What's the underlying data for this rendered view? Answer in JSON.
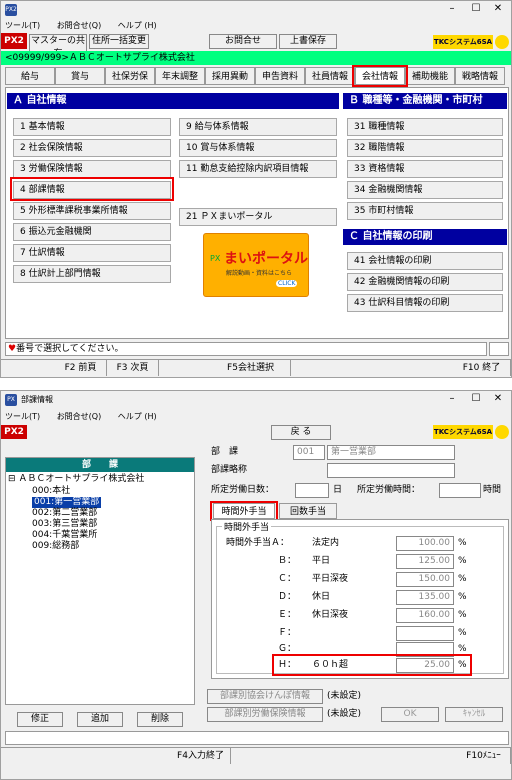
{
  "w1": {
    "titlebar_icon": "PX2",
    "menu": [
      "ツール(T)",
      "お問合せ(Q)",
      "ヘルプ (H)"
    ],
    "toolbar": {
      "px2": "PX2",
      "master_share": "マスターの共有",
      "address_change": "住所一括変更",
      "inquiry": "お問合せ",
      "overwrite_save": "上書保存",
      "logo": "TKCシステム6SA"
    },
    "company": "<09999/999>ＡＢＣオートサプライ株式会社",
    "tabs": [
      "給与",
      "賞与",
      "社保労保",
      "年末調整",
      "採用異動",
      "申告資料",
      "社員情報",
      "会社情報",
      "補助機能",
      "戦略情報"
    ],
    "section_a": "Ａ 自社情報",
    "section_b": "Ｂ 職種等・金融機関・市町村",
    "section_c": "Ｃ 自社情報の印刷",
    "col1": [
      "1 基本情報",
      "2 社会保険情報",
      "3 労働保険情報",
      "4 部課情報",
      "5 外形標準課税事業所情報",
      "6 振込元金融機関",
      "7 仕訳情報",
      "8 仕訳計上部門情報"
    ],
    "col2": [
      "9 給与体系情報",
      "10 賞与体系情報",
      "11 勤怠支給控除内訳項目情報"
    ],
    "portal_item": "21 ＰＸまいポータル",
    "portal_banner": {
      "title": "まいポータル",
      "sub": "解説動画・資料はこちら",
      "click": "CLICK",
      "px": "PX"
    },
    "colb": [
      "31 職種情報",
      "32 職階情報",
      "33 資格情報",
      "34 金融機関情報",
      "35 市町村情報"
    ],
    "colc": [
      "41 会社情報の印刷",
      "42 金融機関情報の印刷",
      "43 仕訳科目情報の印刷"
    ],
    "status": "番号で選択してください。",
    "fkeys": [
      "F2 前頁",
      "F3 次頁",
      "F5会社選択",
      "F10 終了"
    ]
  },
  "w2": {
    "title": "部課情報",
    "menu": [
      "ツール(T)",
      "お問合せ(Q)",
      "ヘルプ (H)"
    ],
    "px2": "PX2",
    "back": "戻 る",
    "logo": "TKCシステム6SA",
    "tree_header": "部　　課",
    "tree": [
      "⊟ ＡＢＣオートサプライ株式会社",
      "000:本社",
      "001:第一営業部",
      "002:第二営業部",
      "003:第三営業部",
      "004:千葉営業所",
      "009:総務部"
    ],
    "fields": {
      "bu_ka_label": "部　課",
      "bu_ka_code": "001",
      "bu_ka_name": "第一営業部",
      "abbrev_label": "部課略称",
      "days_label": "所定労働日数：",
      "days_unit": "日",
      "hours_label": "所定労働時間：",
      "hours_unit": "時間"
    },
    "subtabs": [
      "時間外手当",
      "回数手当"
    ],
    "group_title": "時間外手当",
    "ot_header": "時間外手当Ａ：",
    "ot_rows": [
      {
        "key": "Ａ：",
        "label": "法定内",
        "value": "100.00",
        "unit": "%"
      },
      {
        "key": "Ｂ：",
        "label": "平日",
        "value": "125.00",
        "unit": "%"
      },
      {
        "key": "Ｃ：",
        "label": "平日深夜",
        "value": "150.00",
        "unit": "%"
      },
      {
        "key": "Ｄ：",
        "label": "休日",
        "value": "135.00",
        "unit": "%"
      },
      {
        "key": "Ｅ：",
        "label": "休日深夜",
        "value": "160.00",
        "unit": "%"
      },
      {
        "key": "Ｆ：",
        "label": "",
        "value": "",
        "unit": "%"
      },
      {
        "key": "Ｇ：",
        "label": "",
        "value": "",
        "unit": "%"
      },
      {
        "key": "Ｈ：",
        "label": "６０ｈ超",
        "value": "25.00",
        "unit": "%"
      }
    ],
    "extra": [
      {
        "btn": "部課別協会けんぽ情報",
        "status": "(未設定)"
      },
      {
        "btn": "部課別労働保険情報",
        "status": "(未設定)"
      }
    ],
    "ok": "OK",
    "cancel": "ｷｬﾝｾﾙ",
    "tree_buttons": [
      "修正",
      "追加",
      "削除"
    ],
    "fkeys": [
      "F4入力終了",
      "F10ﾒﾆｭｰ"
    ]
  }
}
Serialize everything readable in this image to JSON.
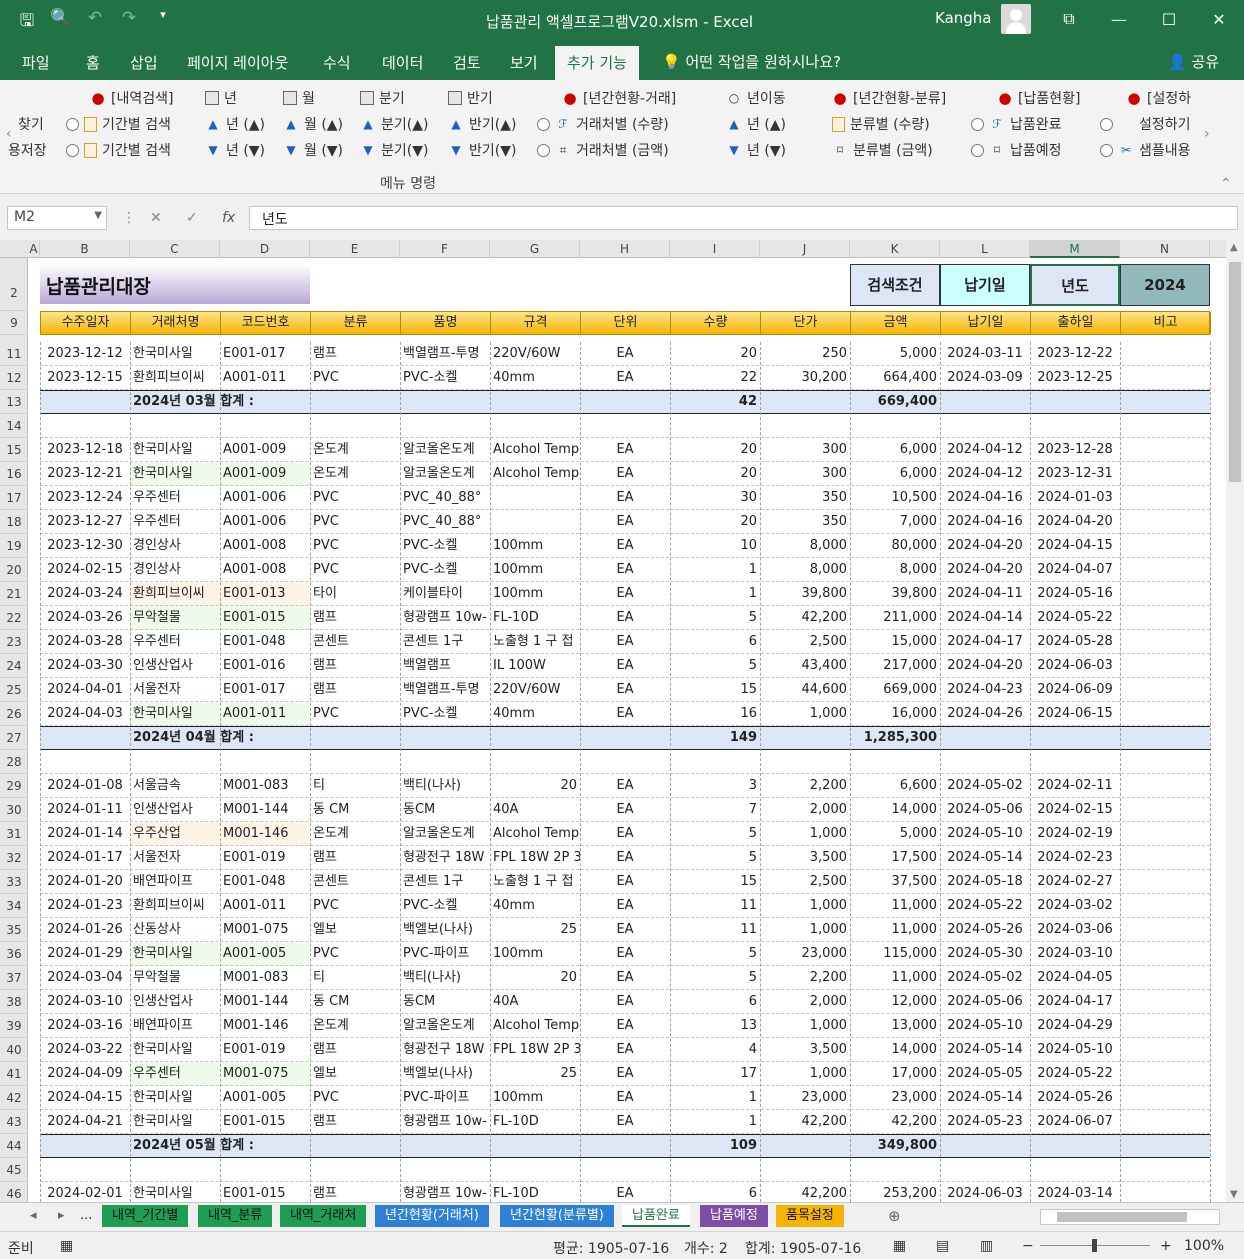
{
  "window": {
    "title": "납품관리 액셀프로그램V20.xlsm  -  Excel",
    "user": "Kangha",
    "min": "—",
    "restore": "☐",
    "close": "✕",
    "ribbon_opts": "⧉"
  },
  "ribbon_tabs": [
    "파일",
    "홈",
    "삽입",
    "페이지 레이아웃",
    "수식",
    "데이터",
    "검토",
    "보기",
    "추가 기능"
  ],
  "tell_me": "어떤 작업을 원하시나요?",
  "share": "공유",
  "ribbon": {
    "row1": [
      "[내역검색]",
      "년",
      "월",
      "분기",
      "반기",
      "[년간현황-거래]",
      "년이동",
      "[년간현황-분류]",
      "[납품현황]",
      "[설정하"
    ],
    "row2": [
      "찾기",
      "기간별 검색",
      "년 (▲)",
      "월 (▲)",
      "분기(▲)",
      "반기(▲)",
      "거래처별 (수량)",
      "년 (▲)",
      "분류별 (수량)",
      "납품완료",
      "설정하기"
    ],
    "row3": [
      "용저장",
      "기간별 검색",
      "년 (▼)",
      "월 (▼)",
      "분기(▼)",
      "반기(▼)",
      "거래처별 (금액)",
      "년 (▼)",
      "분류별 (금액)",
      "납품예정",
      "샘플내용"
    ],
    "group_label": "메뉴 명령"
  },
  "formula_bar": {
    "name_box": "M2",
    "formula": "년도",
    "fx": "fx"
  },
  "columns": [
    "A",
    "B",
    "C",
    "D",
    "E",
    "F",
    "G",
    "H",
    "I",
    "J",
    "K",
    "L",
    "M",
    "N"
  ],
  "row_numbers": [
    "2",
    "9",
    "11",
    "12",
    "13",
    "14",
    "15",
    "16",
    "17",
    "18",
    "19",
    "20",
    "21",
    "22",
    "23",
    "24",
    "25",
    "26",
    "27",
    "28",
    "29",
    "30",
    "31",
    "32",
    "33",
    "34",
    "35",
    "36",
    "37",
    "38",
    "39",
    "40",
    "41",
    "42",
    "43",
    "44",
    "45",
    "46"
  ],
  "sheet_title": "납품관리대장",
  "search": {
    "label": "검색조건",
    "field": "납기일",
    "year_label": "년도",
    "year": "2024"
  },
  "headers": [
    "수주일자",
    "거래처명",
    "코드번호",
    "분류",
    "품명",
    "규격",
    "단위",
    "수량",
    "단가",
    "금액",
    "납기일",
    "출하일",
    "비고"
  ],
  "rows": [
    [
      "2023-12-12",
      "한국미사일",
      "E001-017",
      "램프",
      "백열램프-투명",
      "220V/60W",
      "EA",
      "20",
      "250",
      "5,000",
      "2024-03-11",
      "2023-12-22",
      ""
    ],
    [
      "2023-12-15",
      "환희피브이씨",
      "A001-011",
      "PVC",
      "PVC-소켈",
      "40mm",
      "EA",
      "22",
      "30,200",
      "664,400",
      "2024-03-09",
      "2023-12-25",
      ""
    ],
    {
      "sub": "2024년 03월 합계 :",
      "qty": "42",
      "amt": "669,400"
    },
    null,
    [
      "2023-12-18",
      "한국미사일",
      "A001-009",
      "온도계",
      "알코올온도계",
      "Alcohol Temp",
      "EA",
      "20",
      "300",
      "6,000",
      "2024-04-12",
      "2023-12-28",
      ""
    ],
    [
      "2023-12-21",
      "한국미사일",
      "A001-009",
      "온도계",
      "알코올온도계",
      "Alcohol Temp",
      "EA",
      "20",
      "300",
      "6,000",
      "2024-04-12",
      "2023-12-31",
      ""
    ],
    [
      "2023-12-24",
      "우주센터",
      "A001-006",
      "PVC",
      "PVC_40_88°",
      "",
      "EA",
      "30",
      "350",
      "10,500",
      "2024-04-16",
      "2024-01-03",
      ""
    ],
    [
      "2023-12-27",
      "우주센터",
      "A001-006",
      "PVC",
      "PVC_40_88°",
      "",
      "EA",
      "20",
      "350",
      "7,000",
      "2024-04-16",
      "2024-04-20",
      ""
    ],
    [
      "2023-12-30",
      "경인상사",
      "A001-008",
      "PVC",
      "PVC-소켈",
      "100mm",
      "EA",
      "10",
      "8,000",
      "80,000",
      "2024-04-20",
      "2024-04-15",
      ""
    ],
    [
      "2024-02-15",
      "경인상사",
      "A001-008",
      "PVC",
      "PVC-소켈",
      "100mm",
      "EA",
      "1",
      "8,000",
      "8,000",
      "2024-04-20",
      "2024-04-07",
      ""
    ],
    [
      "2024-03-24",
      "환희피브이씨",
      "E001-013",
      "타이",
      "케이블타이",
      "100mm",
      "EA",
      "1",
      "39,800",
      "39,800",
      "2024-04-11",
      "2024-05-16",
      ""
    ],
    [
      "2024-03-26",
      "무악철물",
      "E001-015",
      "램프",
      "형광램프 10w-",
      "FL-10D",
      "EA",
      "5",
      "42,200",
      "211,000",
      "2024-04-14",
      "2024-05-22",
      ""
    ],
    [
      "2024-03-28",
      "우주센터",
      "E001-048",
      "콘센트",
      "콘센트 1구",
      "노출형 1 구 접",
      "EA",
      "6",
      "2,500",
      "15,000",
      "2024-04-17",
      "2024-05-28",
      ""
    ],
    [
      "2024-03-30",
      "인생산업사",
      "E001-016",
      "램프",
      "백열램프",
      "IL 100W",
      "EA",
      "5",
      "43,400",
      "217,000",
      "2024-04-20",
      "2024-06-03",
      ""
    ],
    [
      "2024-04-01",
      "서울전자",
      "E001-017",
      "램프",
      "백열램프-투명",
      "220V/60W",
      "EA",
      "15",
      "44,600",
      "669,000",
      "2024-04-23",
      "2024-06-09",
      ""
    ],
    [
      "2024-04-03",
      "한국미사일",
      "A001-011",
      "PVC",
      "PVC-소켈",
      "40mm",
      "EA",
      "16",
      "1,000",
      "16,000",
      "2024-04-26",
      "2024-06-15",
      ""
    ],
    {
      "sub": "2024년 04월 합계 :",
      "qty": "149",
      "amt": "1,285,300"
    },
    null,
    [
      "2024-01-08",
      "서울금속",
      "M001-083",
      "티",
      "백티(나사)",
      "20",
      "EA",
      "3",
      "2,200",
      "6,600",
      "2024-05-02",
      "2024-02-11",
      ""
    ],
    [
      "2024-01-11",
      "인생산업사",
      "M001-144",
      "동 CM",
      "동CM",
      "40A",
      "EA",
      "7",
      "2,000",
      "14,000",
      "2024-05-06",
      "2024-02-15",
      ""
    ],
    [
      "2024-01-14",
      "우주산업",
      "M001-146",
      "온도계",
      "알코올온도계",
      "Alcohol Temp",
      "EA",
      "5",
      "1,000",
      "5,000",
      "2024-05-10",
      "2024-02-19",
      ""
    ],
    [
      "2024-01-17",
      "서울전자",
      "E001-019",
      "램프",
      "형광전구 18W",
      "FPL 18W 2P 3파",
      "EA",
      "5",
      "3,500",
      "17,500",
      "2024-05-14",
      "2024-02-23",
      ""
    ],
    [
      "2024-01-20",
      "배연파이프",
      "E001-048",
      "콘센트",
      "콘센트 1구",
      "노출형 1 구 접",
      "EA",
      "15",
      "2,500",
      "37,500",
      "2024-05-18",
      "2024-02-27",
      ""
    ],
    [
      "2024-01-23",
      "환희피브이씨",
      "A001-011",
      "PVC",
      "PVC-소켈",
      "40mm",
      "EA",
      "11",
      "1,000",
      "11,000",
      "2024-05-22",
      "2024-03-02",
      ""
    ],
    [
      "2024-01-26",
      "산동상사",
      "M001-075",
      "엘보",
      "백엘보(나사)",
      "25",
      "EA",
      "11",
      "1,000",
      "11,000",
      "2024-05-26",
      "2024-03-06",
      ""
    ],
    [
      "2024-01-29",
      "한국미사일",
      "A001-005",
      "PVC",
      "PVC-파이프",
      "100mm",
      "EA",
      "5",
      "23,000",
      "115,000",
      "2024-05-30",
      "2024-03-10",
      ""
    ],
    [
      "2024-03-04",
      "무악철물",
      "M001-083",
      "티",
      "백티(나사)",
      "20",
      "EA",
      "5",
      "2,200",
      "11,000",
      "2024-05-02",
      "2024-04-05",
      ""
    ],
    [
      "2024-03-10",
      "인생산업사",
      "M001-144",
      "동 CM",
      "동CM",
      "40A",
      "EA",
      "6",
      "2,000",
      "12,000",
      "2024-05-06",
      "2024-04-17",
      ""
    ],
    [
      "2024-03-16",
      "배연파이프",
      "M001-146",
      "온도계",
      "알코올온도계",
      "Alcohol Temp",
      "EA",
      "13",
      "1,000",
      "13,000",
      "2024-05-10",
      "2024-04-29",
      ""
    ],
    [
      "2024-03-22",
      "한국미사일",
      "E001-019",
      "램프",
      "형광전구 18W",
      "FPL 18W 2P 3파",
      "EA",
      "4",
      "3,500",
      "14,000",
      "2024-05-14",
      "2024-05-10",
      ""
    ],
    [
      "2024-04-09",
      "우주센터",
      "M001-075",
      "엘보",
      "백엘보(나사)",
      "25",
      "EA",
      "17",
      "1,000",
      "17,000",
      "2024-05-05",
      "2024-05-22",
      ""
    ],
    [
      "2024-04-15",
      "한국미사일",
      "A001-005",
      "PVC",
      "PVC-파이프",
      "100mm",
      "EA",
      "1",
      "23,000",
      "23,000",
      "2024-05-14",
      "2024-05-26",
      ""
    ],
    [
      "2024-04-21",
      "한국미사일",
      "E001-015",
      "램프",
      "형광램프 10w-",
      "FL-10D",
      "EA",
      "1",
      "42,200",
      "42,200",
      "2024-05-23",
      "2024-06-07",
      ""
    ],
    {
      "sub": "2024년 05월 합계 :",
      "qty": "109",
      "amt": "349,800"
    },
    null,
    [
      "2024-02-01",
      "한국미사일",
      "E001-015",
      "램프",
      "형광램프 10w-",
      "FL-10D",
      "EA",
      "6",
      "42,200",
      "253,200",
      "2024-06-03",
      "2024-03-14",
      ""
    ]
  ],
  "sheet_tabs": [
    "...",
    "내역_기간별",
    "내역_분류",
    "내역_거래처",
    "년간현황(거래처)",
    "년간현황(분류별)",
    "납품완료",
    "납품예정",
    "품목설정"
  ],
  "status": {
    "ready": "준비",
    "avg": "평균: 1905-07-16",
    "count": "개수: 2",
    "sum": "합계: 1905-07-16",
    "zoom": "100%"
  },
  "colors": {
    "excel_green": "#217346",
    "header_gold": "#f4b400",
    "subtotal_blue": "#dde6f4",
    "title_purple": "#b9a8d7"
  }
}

====================

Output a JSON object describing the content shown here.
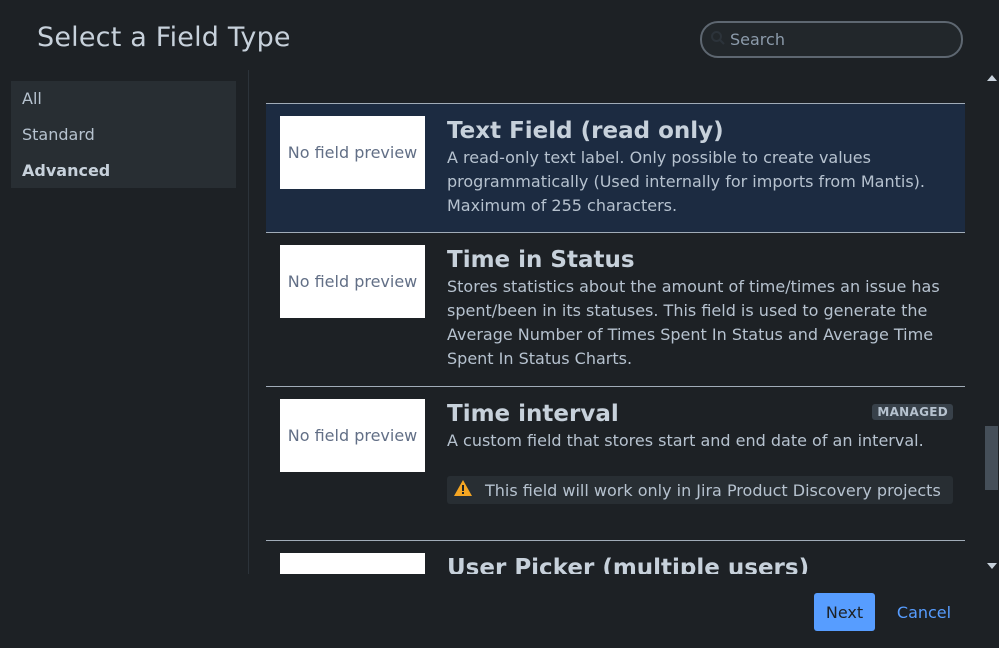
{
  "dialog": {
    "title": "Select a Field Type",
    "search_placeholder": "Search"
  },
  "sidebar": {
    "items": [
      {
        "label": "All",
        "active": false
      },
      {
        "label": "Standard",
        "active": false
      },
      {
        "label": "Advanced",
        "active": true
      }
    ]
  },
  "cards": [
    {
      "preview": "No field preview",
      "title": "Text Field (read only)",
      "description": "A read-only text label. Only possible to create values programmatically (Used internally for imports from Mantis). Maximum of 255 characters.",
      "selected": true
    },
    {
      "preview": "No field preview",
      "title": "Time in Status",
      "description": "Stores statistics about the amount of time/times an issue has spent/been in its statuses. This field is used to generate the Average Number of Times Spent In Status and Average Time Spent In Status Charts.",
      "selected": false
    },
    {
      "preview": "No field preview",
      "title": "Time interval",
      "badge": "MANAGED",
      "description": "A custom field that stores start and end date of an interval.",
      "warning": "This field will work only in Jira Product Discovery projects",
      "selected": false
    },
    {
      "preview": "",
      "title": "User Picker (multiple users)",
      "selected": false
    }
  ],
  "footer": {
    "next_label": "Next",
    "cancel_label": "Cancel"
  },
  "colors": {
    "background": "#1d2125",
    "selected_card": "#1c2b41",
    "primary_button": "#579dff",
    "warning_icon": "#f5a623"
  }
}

====================

Work instructions —
From the entries above, list each line with "JSON" in it.

Full answer —
What's the underlying data for this rendered view? Answer in JSON.
Serialize everything readable in this image to JSON.
Output a JSON object describing the content shown here.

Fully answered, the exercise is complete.